> [Job]: Scan the lines and state how many carry "изделия". Leave out everything but the number.

> [Records to process]:
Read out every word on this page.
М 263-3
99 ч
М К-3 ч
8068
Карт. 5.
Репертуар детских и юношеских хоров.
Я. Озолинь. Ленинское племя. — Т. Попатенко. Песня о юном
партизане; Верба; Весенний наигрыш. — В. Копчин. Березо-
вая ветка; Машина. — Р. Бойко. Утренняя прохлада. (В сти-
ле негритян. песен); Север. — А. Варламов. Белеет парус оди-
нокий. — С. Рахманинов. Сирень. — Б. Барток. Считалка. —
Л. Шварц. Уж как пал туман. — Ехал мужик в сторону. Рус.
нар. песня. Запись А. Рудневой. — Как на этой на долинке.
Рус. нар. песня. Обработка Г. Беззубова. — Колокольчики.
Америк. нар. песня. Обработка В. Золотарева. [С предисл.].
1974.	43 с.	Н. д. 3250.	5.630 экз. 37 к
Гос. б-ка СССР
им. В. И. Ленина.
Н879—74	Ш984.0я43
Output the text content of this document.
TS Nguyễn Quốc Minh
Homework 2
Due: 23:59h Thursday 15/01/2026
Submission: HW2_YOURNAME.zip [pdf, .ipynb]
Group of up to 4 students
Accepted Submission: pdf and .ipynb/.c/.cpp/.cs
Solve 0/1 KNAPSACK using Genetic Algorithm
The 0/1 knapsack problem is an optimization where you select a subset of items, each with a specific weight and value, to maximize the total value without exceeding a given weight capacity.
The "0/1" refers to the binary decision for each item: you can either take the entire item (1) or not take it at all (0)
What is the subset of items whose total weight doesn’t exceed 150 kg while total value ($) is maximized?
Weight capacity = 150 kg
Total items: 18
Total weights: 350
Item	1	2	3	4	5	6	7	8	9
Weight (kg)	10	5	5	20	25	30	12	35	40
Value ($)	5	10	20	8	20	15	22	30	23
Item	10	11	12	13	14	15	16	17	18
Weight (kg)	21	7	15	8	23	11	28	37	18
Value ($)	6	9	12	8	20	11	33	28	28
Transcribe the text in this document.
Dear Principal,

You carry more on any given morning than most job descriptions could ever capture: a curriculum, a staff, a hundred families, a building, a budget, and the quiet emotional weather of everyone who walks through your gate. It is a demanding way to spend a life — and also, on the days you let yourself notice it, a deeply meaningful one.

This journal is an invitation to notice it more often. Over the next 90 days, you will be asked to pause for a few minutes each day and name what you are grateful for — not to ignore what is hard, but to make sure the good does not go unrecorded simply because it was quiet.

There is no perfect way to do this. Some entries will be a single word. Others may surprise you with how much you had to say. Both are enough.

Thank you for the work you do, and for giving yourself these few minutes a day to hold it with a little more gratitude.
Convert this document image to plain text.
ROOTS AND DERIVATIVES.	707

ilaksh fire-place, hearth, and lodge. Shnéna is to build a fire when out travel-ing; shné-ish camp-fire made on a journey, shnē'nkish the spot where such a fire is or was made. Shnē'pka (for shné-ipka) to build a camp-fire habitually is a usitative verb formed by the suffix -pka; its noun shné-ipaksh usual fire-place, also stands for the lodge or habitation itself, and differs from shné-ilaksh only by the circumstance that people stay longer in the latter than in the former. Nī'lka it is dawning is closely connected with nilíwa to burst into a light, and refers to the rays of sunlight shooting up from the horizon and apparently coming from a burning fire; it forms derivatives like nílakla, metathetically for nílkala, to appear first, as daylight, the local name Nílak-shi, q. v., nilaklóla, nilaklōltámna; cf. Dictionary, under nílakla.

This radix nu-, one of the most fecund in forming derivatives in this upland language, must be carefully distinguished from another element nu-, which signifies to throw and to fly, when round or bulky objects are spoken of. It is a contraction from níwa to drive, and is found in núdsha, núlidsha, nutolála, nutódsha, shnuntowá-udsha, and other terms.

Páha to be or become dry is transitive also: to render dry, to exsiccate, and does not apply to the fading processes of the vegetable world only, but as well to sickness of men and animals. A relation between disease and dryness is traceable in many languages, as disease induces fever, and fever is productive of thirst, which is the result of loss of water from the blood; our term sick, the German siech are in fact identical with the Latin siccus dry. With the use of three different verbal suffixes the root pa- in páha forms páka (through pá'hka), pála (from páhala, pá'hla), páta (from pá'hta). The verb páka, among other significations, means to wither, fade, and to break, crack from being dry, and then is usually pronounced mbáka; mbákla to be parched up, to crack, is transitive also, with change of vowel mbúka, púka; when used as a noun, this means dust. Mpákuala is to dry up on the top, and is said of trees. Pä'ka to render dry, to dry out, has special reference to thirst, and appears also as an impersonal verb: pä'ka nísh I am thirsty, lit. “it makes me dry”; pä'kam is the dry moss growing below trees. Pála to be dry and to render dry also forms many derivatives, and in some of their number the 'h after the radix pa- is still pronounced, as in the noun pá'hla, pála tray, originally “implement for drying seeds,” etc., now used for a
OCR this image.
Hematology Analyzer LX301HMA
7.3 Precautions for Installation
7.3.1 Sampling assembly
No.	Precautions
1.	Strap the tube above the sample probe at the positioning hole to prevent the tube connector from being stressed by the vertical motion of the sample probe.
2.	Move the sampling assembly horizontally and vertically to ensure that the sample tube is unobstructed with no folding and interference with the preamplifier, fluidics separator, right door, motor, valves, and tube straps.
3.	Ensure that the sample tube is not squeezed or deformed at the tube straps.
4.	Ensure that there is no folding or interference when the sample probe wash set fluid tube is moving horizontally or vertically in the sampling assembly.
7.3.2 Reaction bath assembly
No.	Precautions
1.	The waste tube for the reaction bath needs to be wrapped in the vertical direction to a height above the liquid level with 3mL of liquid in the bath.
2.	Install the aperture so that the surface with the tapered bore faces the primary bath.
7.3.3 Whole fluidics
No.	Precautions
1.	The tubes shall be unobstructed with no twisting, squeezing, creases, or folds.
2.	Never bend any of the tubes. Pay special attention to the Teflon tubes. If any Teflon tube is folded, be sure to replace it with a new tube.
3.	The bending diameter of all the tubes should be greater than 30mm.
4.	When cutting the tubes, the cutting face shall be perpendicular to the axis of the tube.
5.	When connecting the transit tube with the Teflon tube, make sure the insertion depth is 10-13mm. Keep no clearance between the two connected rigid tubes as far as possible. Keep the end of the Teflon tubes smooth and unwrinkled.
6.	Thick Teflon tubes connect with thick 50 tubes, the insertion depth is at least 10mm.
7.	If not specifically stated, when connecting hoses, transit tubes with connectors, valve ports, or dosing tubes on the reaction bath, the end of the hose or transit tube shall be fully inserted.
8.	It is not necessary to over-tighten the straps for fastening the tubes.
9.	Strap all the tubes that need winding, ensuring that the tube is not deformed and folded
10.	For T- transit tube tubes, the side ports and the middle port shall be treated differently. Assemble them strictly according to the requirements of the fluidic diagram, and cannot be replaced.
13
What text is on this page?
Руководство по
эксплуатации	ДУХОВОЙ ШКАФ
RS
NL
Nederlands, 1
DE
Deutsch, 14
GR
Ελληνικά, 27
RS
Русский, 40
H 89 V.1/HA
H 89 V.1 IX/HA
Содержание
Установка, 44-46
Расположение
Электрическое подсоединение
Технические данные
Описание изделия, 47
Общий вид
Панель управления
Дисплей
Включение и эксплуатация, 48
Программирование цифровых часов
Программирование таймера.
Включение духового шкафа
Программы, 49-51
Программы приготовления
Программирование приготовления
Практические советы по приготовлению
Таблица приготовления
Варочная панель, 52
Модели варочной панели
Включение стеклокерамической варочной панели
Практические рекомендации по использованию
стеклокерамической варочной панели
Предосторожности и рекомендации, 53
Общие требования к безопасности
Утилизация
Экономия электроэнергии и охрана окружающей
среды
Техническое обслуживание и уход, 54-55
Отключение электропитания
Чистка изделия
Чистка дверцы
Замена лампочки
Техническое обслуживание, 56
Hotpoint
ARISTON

> [Solution to the problem]: 2